Short problem: Locate the word "title" in the entries below, then gather every line that holds it.
────────────────────
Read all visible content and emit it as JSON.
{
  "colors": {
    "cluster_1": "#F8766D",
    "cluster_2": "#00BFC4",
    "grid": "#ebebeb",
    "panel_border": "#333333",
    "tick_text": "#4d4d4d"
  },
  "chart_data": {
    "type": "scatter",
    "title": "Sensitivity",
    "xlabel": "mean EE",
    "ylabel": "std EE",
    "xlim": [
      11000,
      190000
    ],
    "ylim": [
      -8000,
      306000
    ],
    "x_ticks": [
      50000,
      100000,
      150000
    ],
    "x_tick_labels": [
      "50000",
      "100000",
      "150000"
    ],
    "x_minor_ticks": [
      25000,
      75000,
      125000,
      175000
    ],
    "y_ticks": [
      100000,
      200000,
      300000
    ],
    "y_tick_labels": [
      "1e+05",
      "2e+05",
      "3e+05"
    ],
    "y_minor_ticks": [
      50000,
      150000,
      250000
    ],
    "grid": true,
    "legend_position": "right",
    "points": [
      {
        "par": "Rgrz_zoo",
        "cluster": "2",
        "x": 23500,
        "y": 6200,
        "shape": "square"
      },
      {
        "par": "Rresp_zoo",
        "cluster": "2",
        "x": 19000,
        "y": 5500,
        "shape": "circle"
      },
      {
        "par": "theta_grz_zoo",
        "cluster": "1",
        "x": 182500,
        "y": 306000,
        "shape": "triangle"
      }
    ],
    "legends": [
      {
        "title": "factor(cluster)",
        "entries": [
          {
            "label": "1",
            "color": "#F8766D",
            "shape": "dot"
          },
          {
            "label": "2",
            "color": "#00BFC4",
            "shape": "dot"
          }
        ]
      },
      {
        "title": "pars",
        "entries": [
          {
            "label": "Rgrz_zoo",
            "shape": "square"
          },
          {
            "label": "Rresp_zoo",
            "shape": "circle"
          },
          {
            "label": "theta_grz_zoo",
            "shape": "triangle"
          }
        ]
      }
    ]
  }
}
────────────────────
Result:
    "title": "Sensitivity",
        "title": "factor(cluster)",
        "title": "pars",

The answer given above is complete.